### [SUPPLIED RECORDS]

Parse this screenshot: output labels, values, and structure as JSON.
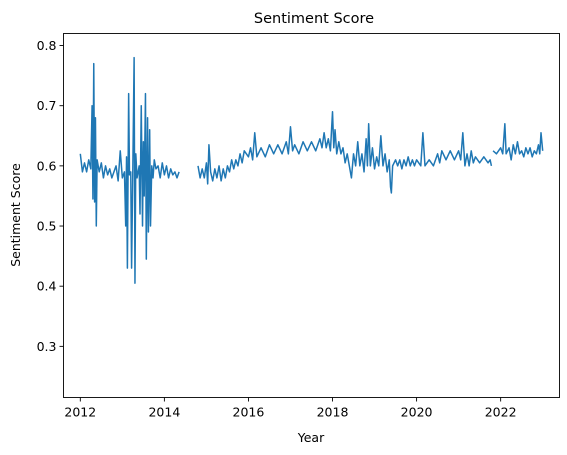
{
  "chart_data": {
    "type": "line",
    "title": "Sentiment Score",
    "xlabel": "Year",
    "ylabel": "Sentiment Score",
    "xlim": [
      2011.6,
      2023.4
    ],
    "ylim": [
      0.215,
      0.82
    ],
    "xticks": [
      2012,
      2014,
      2016,
      2018,
      2020,
      2022
    ],
    "yticks": [
      0.3,
      0.4,
      0.5,
      0.6,
      0.7,
      0.8
    ],
    "ytick_labels": [
      "0.3",
      "0.4",
      "0.5",
      "0.6",
      "0.7",
      "0.8"
    ],
    "grid": false,
    "legend": "none",
    "series": [
      {
        "color": "#1f77b4",
        "segments": [
          [
            [
              2012.0,
              0.62
            ],
            [
              2012.05,
              0.59
            ],
            [
              2012.1,
              0.605
            ],
            [
              2012.15,
              0.59
            ],
            [
              2012.2,
              0.61
            ],
            [
              2012.25,
              0.595
            ],
            [
              2012.28,
              0.7
            ],
            [
              2012.3,
              0.545
            ],
            [
              2012.32,
              0.77
            ],
            [
              2012.34,
              0.54
            ],
            [
              2012.36,
              0.68
            ],
            [
              2012.38,
              0.5
            ],
            [
              2012.4,
              0.61
            ],
            [
              2012.45,
              0.59
            ],
            [
              2012.5,
              0.605
            ],
            [
              2012.55,
              0.58
            ],
            [
              2012.6,
              0.6
            ],
            [
              2012.65,
              0.585
            ],
            [
              2012.7,
              0.595
            ],
            [
              2012.75,
              0.58
            ],
            [
              2012.8,
              0.59
            ],
            [
              2012.85,
              0.6
            ],
            [
              2012.9,
              0.575
            ],
            [
              2012.95,
              0.625
            ],
            [
              2013.0,
              0.58
            ],
            [
              2013.05,
              0.59
            ],
            [
              2013.08,
              0.5
            ],
            [
              2013.1,
              0.615
            ],
            [
              2013.12,
              0.43
            ],
            [
              2013.15,
              0.72
            ],
            [
              2013.17,
              0.585
            ],
            [
              2013.2,
              0.59
            ],
            [
              2013.22,
              0.43
            ],
            [
              2013.25,
              0.6
            ],
            [
              2013.28,
              0.78
            ],
            [
              2013.3,
              0.405
            ],
            [
              2013.32,
              0.62
            ],
            [
              2013.35,
              0.58
            ],
            [
              2013.4,
              0.6
            ],
            [
              2013.42,
              0.52
            ],
            [
              2013.45,
              0.7
            ],
            [
              2013.48,
              0.5
            ],
            [
              2013.5,
              0.64
            ],
            [
              2013.52,
              0.55
            ],
            [
              2013.55,
              0.72
            ],
            [
              2013.57,
              0.445
            ],
            [
              2013.6,
              0.68
            ],
            [
              2013.62,
              0.49
            ],
            [
              2013.65,
              0.66
            ],
            [
              2013.67,
              0.5
            ],
            [
              2013.7,
              0.6
            ],
            [
              2013.73,
              0.58
            ],
            [
              2013.76,
              0.61
            ],
            [
              2013.8,
              0.595
            ],
            [
              2013.85,
              0.6
            ],
            [
              2013.9,
              0.58
            ],
            [
              2013.95,
              0.605
            ],
            [
              2014.0,
              0.585
            ],
            [
              2014.05,
              0.6
            ],
            [
              2014.1,
              0.58
            ],
            [
              2014.15,
              0.595
            ],
            [
              2014.2,
              0.585
            ],
            [
              2014.25,
              0.59
            ],
            [
              2014.3,
              0.58
            ],
            [
              2014.35,
              0.59
            ]
          ],
          [
            [
              2014.8,
              0.6
            ],
            [
              2014.85,
              0.58
            ],
            [
              2014.9,
              0.595
            ],
            [
              2014.95,
              0.58
            ],
            [
              2015.0,
              0.605
            ],
            [
              2015.03,
              0.57
            ],
            [
              2015.06,
              0.635
            ],
            [
              2015.1,
              0.59
            ],
            [
              2015.15,
              0.575
            ],
            [
              2015.2,
              0.595
            ],
            [
              2015.25,
              0.58
            ],
            [
              2015.3,
              0.6
            ],
            [
              2015.35,
              0.575
            ],
            [
              2015.4,
              0.595
            ],
            [
              2015.45,
              0.58
            ],
            [
              2015.5,
              0.6
            ],
            [
              2015.55,
              0.59
            ],
            [
              2015.6,
              0.61
            ],
            [
              2015.65,
              0.595
            ],
            [
              2015.7,
              0.61
            ],
            [
              2015.75,
              0.6
            ],
            [
              2015.8,
              0.62
            ],
            [
              2015.85,
              0.605
            ],
            [
              2015.9,
              0.625
            ],
            [
              2016.0,
              0.615
            ],
            [
              2016.05,
              0.63
            ],
            [
              2016.1,
              0.61
            ],
            [
              2016.15,
              0.655
            ],
            [
              2016.2,
              0.615
            ],
            [
              2016.3,
              0.63
            ],
            [
              2016.4,
              0.615
            ],
            [
              2016.5,
              0.635
            ],
            [
              2016.6,
              0.62
            ],
            [
              2016.7,
              0.635
            ],
            [
              2016.8,
              0.62
            ],
            [
              2016.9,
              0.64
            ],
            [
              2016.95,
              0.62
            ],
            [
              2017.0,
              0.665
            ],
            [
              2017.05,
              0.625
            ],
            [
              2017.1,
              0.635
            ],
            [
              2017.2,
              0.62
            ],
            [
              2017.3,
              0.64
            ],
            [
              2017.4,
              0.625
            ],
            [
              2017.5,
              0.64
            ],
            [
              2017.6,
              0.625
            ],
            [
              2017.7,
              0.645
            ],
            [
              2017.75,
              0.63
            ],
            [
              2017.8,
              0.655
            ],
            [
              2017.85,
              0.63
            ],
            [
              2017.9,
              0.645
            ],
            [
              2017.95,
              0.625
            ],
            [
              2018.0,
              0.69
            ],
            [
              2018.03,
              0.63
            ],
            [
              2018.06,
              0.66
            ],
            [
              2018.1,
              0.62
            ],
            [
              2018.15,
              0.64
            ],
            [
              2018.2,
              0.62
            ],
            [
              2018.25,
              0.63
            ],
            [
              2018.3,
              0.605
            ],
            [
              2018.35,
              0.62
            ],
            [
              2018.4,
              0.6
            ],
            [
              2018.45,
              0.58
            ],
            [
              2018.5,
              0.62
            ],
            [
              2018.55,
              0.6
            ],
            [
              2018.6,
              0.64
            ],
            [
              2018.65,
              0.6
            ],
            [
              2018.7,
              0.62
            ],
            [
              2018.75,
              0.59
            ],
            [
              2018.8,
              0.645
            ],
            [
              2018.83,
              0.6
            ],
            [
              2018.86,
              0.67
            ],
            [
              2018.9,
              0.6
            ],
            [
              2018.95,
              0.63
            ],
            [
              2019.0,
              0.595
            ],
            [
              2019.05,
              0.615
            ],
            [
              2019.1,
              0.6
            ],
            [
              2019.15,
              0.65
            ],
            [
              2019.2,
              0.6
            ],
            [
              2019.25,
              0.62
            ],
            [
              2019.3,
              0.59
            ],
            [
              2019.35,
              0.61
            ],
            [
              2019.38,
              0.565
            ],
            [
              2019.4,
              0.555
            ],
            [
              2019.43,
              0.6
            ],
            [
              2019.5,
              0.61
            ],
            [
              2019.55,
              0.6
            ],
            [
              2019.6,
              0.61
            ],
            [
              2019.65,
              0.595
            ],
            [
              2019.7,
              0.61
            ],
            [
              2019.75,
              0.6
            ],
            [
              2019.8,
              0.615
            ],
            [
              2019.85,
              0.6
            ],
            [
              2019.9,
              0.61
            ],
            [
              2019.95,
              0.6
            ],
            [
              2020.0,
              0.61
            ],
            [
              2020.1,
              0.6
            ],
            [
              2020.15,
              0.655
            ],
            [
              2020.2,
              0.6
            ],
            [
              2020.3,
              0.61
            ],
            [
              2020.4,
              0.6
            ],
            [
              2020.5,
              0.62
            ],
            [
              2020.55,
              0.605
            ],
            [
              2020.6,
              0.625
            ],
            [
              2020.7,
              0.61
            ],
            [
              2020.8,
              0.625
            ],
            [
              2020.9,
              0.61
            ],
            [
              2021.0,
              0.625
            ],
            [
              2021.05,
              0.61
            ],
            [
              2021.1,
              0.655
            ],
            [
              2021.15,
              0.6
            ],
            [
              2021.2,
              0.62
            ],
            [
              2021.25,
              0.6
            ],
            [
              2021.3,
              0.625
            ],
            [
              2021.35,
              0.605
            ],
            [
              2021.4,
              0.615
            ],
            [
              2021.5,
              0.605
            ],
            [
              2021.6,
              0.615
            ],
            [
              2021.7,
              0.605
            ],
            [
              2021.75,
              0.61
            ],
            [
              2021.78,
              0.6
            ]
          ],
          [
            [
              2021.82,
              0.625
            ],
            [
              2021.9,
              0.62
            ],
            [
              2022.0,
              0.63
            ],
            [
              2022.05,
              0.62
            ],
            [
              2022.1,
              0.67
            ],
            [
              2022.13,
              0.62
            ],
            [
              2022.2,
              0.63
            ],
            [
              2022.25,
              0.61
            ],
            [
              2022.3,
              0.635
            ],
            [
              2022.35,
              0.62
            ],
            [
              2022.4,
              0.64
            ],
            [
              2022.45,
              0.62
            ],
            [
              2022.5,
              0.625
            ],
            [
              2022.55,
              0.615
            ],
            [
              2022.6,
              0.63
            ],
            [
              2022.65,
              0.62
            ],
            [
              2022.7,
              0.63
            ],
            [
              2022.75,
              0.615
            ],
            [
              2022.8,
              0.625
            ],
            [
              2022.85,
              0.62
            ],
            [
              2022.9,
              0.635
            ],
            [
              2022.93,
              0.62
            ],
            [
              2022.96,
              0.655
            ],
            [
              2023.0,
              0.625
            ]
          ]
        ]
      }
    ]
  }
}
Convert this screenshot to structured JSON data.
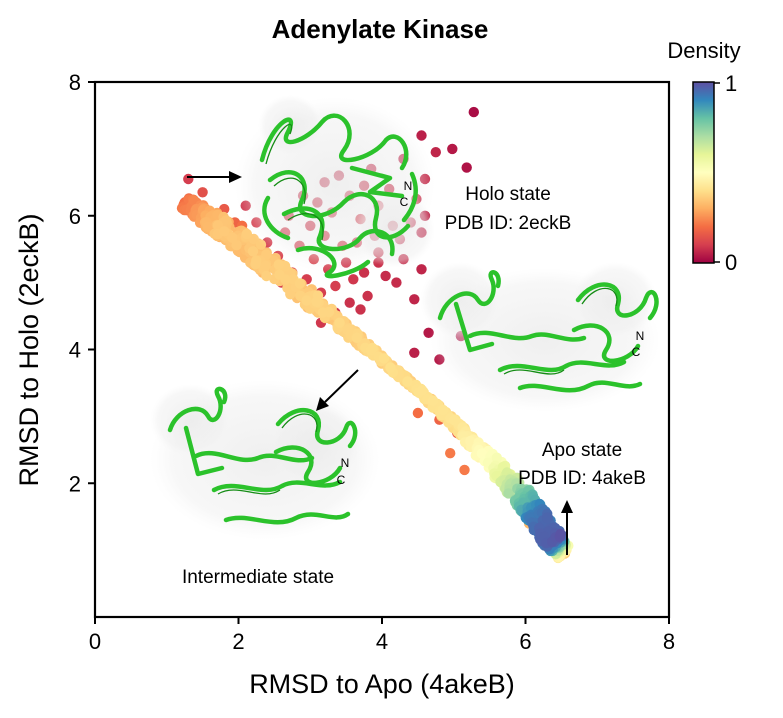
{
  "chart_data": {
    "type": "scatter",
    "title": "Adenylate Kinase",
    "xlabel": "RMSD to Apo (4akeB)",
    "ylabel": "RMSD to Holo (2eckB)",
    "xlim": [
      0,
      8
    ],
    "ylim": [
      0,
      8
    ],
    "xticks": [
      0,
      2,
      4,
      6,
      8
    ],
    "yticks": [
      2,
      4,
      6,
      8
    ],
    "colorbar": {
      "label": "Density",
      "min_label": "0",
      "max_label": "1",
      "colormap": "Spectral"
    },
    "annotations": [
      {
        "id": "holo",
        "lines": [
          "Holo state",
          "PDB ID: 2eckB"
        ]
      },
      {
        "id": "apo",
        "lines": [
          "Apo state",
          "PDB ID: 4akeB"
        ]
      },
      {
        "id": "intermediate",
        "lines": [
          "Intermediate state"
        ]
      }
    ],
    "nc_labels": {
      "n": "N",
      "c": "C"
    },
    "points": [
      {
        "x": 5.28,
        "y": 7.55,
        "d": 0.02
      },
      {
        "x": 4.98,
        "y": 7.0,
        "d": 0.04
      },
      {
        "x": 5.18,
        "y": 6.72,
        "d": 0.03
      },
      {
        "x": 4.55,
        "y": 7.2,
        "d": 0.05
      },
      {
        "x": 4.75,
        "y": 6.95,
        "d": 0.06
      },
      {
        "x": 4.3,
        "y": 6.85,
        "d": 0.06
      },
      {
        "x": 4.6,
        "y": 6.55,
        "d": 0.07
      },
      {
        "x": 4.48,
        "y": 6.25,
        "d": 0.08
      },
      {
        "x": 4.1,
        "y": 6.4,
        "d": 0.08
      },
      {
        "x": 3.85,
        "y": 6.7,
        "d": 0.07
      },
      {
        "x": 3.95,
        "y": 6.15,
        "d": 0.09
      },
      {
        "x": 3.55,
        "y": 6.3,
        "d": 0.08
      },
      {
        "x": 3.7,
        "y": 5.95,
        "d": 0.1
      },
      {
        "x": 3.3,
        "y": 6.05,
        "d": 0.09
      },
      {
        "x": 3.2,
        "y": 5.7,
        "d": 0.1
      },
      {
        "x": 3.45,
        "y": 5.55,
        "d": 0.1
      },
      {
        "x": 3.0,
        "y": 5.85,
        "d": 0.09
      },
      {
        "x": 2.85,
        "y": 5.55,
        "d": 0.1
      },
      {
        "x": 3.05,
        "y": 5.35,
        "d": 0.11
      },
      {
        "x": 2.65,
        "y": 5.75,
        "d": 0.1
      },
      {
        "x": 2.55,
        "y": 5.4,
        "d": 0.11
      },
      {
        "x": 2.4,
        "y": 5.6,
        "d": 0.1
      },
      {
        "x": 2.75,
        "y": 5.15,
        "d": 0.11
      },
      {
        "x": 2.95,
        "y": 5.05,
        "d": 0.1
      },
      {
        "x": 3.25,
        "y": 5.2,
        "d": 0.1
      },
      {
        "x": 3.5,
        "y": 5.3,
        "d": 0.09
      },
      {
        "x": 3.6,
        "y": 5.05,
        "d": 0.09
      },
      {
        "x": 3.35,
        "y": 4.95,
        "d": 0.1
      },
      {
        "x": 3.15,
        "y": 4.85,
        "d": 0.1
      },
      {
        "x": 3.75,
        "y": 5.15,
        "d": 0.08
      },
      {
        "x": 3.95,
        "y": 5.45,
        "d": 0.08
      },
      {
        "x": 4.05,
        "y": 5.1,
        "d": 0.07
      },
      {
        "x": 3.8,
        "y": 4.8,
        "d": 0.08
      },
      {
        "x": 3.55,
        "y": 4.7,
        "d": 0.08
      },
      {
        "x": 3.35,
        "y": 4.55,
        "d": 0.09
      },
      {
        "x": 2.85,
        "y": 4.85,
        "d": 0.1
      },
      {
        "x": 2.2,
        "y": 5.45,
        "d": 0.11
      },
      {
        "x": 2.35,
        "y": 5.15,
        "d": 0.11
      },
      {
        "x": 2.6,
        "y": 5.0,
        "d": 0.11
      },
      {
        "x": 2.05,
        "y": 5.7,
        "d": 0.1
      },
      {
        "x": 4.25,
        "y": 5.65,
        "d": 0.07
      },
      {
        "x": 4.4,
        "y": 5.9,
        "d": 0.07
      },
      {
        "x": 4.15,
        "y": 5.85,
        "d": 0.08
      },
      {
        "x": 3.9,
        "y": 5.7,
        "d": 0.08
      },
      {
        "x": 3.65,
        "y": 5.6,
        "d": 0.09
      },
      {
        "x": 4.55,
        "y": 5.75,
        "d": 0.06
      },
      {
        "x": 4.6,
        "y": 6.0,
        "d": 0.06
      },
      {
        "x": 3.1,
        "y": 6.2,
        "d": 0.08
      },
      {
        "x": 3.4,
        "y": 6.6,
        "d": 0.07
      },
      {
        "x": 3.75,
        "y": 6.45,
        "d": 0.08
      },
      {
        "x": 3.2,
        "y": 6.5,
        "d": 0.07
      },
      {
        "x": 2.9,
        "y": 6.3,
        "d": 0.08
      },
      {
        "x": 2.7,
        "y": 6.0,
        "d": 0.09
      },
      {
        "x": 3.95,
        "y": 5.3,
        "d": 0.08
      },
      {
        "x": 4.3,
        "y": 5.35,
        "d": 0.07
      },
      {
        "x": 4.55,
        "y": 5.2,
        "d": 0.06
      },
      {
        "x": 4.2,
        "y": 5.0,
        "d": 0.07
      },
      {
        "x": 3.7,
        "y": 4.6,
        "d": 0.08
      },
      {
        "x": 4.45,
        "y": 4.75,
        "d": 0.06
      },
      {
        "x": 3.15,
        "y": 4.4,
        "d": 0.09
      },
      {
        "x": 2.1,
        "y": 6.15,
        "d": 0.09
      },
      {
        "x": 2.25,
        "y": 5.9,
        "d": 0.1
      },
      {
        "x": 4.45,
        "y": 3.95,
        "d": 0.05
      },
      {
        "x": 4.8,
        "y": 3.85,
        "d": 0.04
      },
      {
        "x": 4.65,
        "y": 4.25,
        "d": 0.04
      },
      {
        "x": 5.1,
        "y": 4.2,
        "d": 0.03
      },
      {
        "x": 1.3,
        "y": 6.55,
        "d": 0.1
      },
      {
        "x": 1.5,
        "y": 6.35,
        "d": 0.14
      },
      {
        "x": 1.8,
        "y": 6.1,
        "d": 0.16
      },
      {
        "x": 1.95,
        "y": 5.9,
        "d": 0.18
      },
      {
        "x": 1.55,
        "y": 5.85,
        "d": 0.22
      },
      {
        "x": 1.75,
        "y": 5.75,
        "d": 0.24
      },
      {
        "x": 2.05,
        "y": 5.85,
        "d": 0.2
      },
      {
        "x": 1.4,
        "y": 6.1,
        "d": 0.18
      },
      {
        "x": 5.05,
        "y": 2.75,
        "d": 0.16
      },
      {
        "x": 5.2,
        "y": 2.6,
        "d": 0.2
      },
      {
        "x": 4.8,
        "y": 2.95,
        "d": 0.18
      },
      {
        "x": 5.4,
        "y": 2.4,
        "d": 0.22
      },
      {
        "x": 4.95,
        "y": 2.45,
        "d": 0.22
      },
      {
        "x": 5.15,
        "y": 2.2,
        "d": 0.22
      },
      {
        "x": 4.5,
        "y": 3.05,
        "d": 0.2
      },
      {
        "x": 5.0,
        "y": 2.95,
        "d": 0.2
      },
      {
        "x": 6.2,
        "y": 1.2,
        "d": 0.3
      },
      {
        "x": 6.3,
        "y": 1.05,
        "d": 0.32
      },
      {
        "x": 6.05,
        "y": 1.4,
        "d": 0.32
      },
      {
        "x": 6.55,
        "y": 0.95,
        "d": 0.36
      }
    ]
  }
}
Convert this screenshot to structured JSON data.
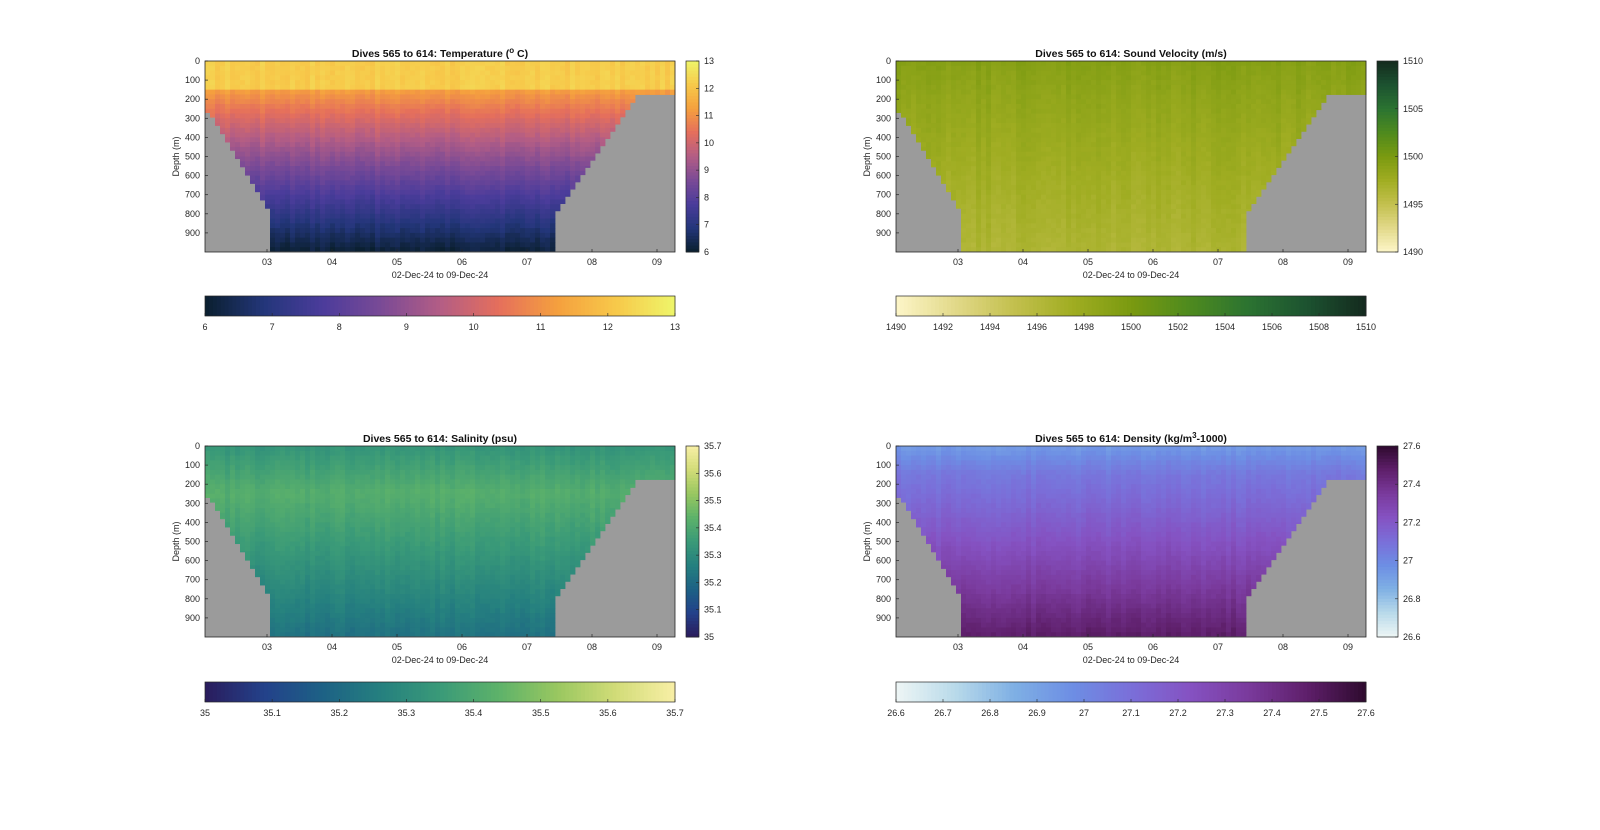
{
  "chart_data": [
    {
      "type": "heatmap",
      "title": "Dives 565 to 614: Temperature (",
      "title_sup": "o",
      "title_tail": " C)",
      "xlabel": "02-Dec-24 to 09-Dec-24",
      "ylabel": "Depth (m)",
      "x_ticks": [
        "03",
        "04",
        "05",
        "06",
        "07",
        "08",
        "09"
      ],
      "y_ticks": [
        "0",
        "100",
        "200",
        "300",
        "400",
        "500",
        "600",
        "700",
        "800",
        "900"
      ],
      "ylim": [
        0,
        1000
      ],
      "colorbar_ticks": [
        "6",
        "7",
        "8",
        "9",
        "10",
        "11",
        "12",
        "13"
      ],
      "hbar_ticks": [
        "6",
        "7",
        "8",
        "9",
        "10",
        "11",
        "12",
        "13"
      ],
      "value_range": [
        6,
        13
      ],
      "surface_value": 12.2,
      "bottom_value": 7.0,
      "colormap": [
        "#0a1f2e",
        "#23367a",
        "#4b3c9b",
        "#7a4a96",
        "#b35d85",
        "#e56f5c",
        "#f5a03e",
        "#f7c94a",
        "#eef56a"
      ]
    },
    {
      "type": "heatmap",
      "title": "Dives 565 to 614: Sound Velocity (m/s)",
      "xlabel": "02-Dec-24 to 09-Dec-24",
      "ylabel": "Depth (m)",
      "x_ticks": [
        "03",
        "04",
        "05",
        "06",
        "07",
        "08",
        "09"
      ],
      "y_ticks": [
        "0",
        "100",
        "200",
        "300",
        "400",
        "500",
        "600",
        "700",
        "800",
        "900"
      ],
      "ylim": [
        0,
        1000
      ],
      "colorbar_ticks": [
        "1490",
        "1495",
        "1500",
        "1505",
        "1510"
      ],
      "hbar_ticks": [
        "1490",
        "1492",
        "1494",
        "1496",
        "1498",
        "1500",
        "1502",
        "1504",
        "1506",
        "1508",
        "1510"
      ],
      "value_range": [
        1490,
        1510
      ],
      "surface_value": 1499.3,
      "bottom_value": 1496.5,
      "colormap": [
        "#fdf6c8",
        "#e2d98a",
        "#c3c04e",
        "#a0ad22",
        "#7a9a10",
        "#4e8a1e",
        "#2b7331",
        "#1c5230",
        "#142a1e"
      ]
    },
    {
      "type": "heatmap",
      "title": "Dives 565 to 614: Salinity (psu)",
      "xlabel": "02-Dec-24 to 09-Dec-24",
      "ylabel": "Depth (m)",
      "x_ticks": [
        "03",
        "04",
        "05",
        "06",
        "07",
        "08",
        "09"
      ],
      "y_ticks": [
        "0",
        "100",
        "200",
        "300",
        "400",
        "500",
        "600",
        "700",
        "800",
        "900"
      ],
      "ylim": [
        0,
        1000
      ],
      "colorbar_ticks": [
        "35",
        "35.1",
        "35.2",
        "35.3",
        "35.4",
        "35.5",
        "35.6",
        "35.7"
      ],
      "hbar_ticks": [
        "35",
        "35.1",
        "35.2",
        "35.3",
        "35.4",
        "35.5",
        "35.6",
        "35.7"
      ],
      "value_range": [
        35,
        35.7
      ],
      "surface_value": 35.33,
      "mid_value": 35.42,
      "bottom_value": 35.22,
      "colormap": [
        "#2a1c5c",
        "#23418a",
        "#1d6185",
        "#25807f",
        "#3a9a78",
        "#5db26a",
        "#99c760",
        "#d2dc78",
        "#f8efa6"
      ]
    },
    {
      "type": "heatmap",
      "title": "Dives 565 to 614: Density (kg/m",
      "title_sup": "3",
      "title_tail": "-1000)",
      "xlabel": "02-Dec-24 to 09-Dec-24",
      "ylabel": "Depth (m)",
      "x_ticks": [
        "03",
        "04",
        "05",
        "06",
        "07",
        "08",
        "09"
      ],
      "y_ticks": [
        "0",
        "100",
        "200",
        "300",
        "400",
        "500",
        "600",
        "700",
        "800",
        "900"
      ],
      "ylim": [
        0,
        1000
      ],
      "colorbar_ticks": [
        "26.6",
        "26.8",
        "27",
        "27.2",
        "27.4",
        "27.6"
      ],
      "hbar_ticks": [
        "26.6",
        "26.7",
        "26.8",
        "26.9",
        "27",
        "27.1",
        "27.2",
        "27.3",
        "27.4",
        "27.5",
        "27.6"
      ],
      "value_range": [
        26.6,
        27.6
      ],
      "surface_value": 26.93,
      "bottom_value": 27.48,
      "colormap": [
        "#eef6f5",
        "#b9daea",
        "#7fb0e4",
        "#6d8ee4",
        "#7a6fd9",
        "#8552c2",
        "#7a3a9c",
        "#5e1f6a",
        "#2e0a2e"
      ]
    }
  ]
}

### [TASK TO CARRY OUT]
What is the number of lines in the records that contain the string "Density"? Give only that number.

### [TASK OUTPUT]
2